§ Collected data
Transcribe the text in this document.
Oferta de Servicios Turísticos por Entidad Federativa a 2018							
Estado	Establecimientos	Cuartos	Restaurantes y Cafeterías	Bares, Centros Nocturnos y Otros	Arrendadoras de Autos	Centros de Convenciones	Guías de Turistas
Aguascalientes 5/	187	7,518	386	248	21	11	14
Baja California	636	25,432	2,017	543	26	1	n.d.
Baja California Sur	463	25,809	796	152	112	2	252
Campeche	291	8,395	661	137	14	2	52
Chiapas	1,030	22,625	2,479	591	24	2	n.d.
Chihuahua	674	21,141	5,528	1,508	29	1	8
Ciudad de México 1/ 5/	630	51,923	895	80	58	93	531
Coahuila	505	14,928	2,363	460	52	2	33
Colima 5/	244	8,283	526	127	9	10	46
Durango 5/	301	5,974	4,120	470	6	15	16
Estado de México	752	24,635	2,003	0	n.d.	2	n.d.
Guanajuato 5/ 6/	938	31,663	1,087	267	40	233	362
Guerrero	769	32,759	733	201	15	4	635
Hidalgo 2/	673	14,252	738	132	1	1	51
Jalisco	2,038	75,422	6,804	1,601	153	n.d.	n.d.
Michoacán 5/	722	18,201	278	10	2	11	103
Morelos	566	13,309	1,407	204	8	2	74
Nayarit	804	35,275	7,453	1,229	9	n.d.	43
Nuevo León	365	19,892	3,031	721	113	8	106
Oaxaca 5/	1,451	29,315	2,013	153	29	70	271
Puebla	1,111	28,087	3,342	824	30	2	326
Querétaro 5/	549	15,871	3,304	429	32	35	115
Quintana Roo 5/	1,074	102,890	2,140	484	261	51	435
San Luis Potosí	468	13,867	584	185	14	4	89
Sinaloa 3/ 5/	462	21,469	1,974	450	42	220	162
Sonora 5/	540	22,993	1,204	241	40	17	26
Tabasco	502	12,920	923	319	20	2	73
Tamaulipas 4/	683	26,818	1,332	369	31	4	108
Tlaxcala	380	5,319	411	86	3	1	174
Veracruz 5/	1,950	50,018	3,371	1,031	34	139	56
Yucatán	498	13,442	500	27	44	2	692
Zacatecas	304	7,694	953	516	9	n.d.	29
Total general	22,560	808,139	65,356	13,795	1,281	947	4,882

§ YOUR OBJECTIVE
How many of these lines contain "California"? Write only the number.

§ TASK ANSWER
2